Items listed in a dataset
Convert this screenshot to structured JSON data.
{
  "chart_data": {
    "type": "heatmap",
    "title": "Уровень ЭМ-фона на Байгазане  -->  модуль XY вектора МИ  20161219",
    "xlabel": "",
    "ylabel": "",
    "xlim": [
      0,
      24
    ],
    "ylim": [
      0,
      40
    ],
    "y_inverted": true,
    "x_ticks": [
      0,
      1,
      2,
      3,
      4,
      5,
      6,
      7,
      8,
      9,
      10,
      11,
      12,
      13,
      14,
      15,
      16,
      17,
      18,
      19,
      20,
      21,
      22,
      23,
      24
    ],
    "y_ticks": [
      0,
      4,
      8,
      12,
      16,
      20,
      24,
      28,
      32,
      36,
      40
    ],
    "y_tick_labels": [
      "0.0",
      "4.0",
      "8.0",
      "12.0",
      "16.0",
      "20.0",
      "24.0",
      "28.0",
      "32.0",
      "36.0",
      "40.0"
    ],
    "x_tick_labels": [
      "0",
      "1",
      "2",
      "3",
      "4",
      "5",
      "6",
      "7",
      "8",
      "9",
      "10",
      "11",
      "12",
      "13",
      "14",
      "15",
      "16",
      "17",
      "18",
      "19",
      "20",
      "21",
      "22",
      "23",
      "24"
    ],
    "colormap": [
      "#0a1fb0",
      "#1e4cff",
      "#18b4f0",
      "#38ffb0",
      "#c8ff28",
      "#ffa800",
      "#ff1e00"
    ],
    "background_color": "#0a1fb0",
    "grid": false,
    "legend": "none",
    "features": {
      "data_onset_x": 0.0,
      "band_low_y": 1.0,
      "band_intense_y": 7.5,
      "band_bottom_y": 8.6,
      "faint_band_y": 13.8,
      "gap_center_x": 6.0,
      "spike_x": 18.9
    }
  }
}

* PROBLEM DETAILS: From the listing above, reproduce all the lines exactly.

* SOLUTION FOR THIS TASK:
Convert this screenshot to structured JSON data.
{
  "chart_data": {
    "type": "heatmap",
    "title": "Уровень ЭМ-фона на Байгазане  -->  модуль XY вектора МИ  20161219",
    "xlabel": "",
    "ylabel": "",
    "xlim": [
      0,
      24
    ],
    "ylim": [
      0,
      40
    ],
    "y_inverted": true,
    "x_ticks": [
      0,
      1,
      2,
      3,
      4,
      5,
      6,
      7,
      8,
      9,
      10,
      11,
      12,
      13,
      14,
      15,
      16,
      17,
      18,
      19,
      20,
      21,
      22,
      23,
      24
    ],
    "y_ticks": [
      0,
      4,
      8,
      12,
      16,
      20,
      24,
      28,
      32,
      36,
      40
    ],
    "y_tick_labels": [
      "0.0",
      "4.0",
      "8.0",
      "12.0",
      "16.0",
      "20.0",
      "24.0",
      "28.0",
      "32.0",
      "36.0",
      "40.0"
    ],
    "x_tick_labels": [
      "0",
      "1",
      "2",
      "3",
      "4",
      "5",
      "6",
      "7",
      "8",
      "9",
      "10",
      "11",
      "12",
      "13",
      "14",
      "15",
      "16",
      "17",
      "18",
      "19",
      "20",
      "21",
      "22",
      "23",
      "24"
    ],
    "colormap": [
      "#0a1fb0",
      "#1e4cff",
      "#18b4f0",
      "#38ffb0",
      "#c8ff28",
      "#ffa800",
      "#ff1e00"
    ],
    "background_color": "#0a1fb0",
    "grid": false,
    "legend": "none",
    "features": {
      "data_onset_x": 0.0,
      "band_low_y": 1.0,
      "band_intense_y": 7.5,
      "band_bottom_y": 8.6,
      "faint_band_y": 13.8,
      "gap_center_x": 6.0,
      "spike_x": 18.9
    }
  }
}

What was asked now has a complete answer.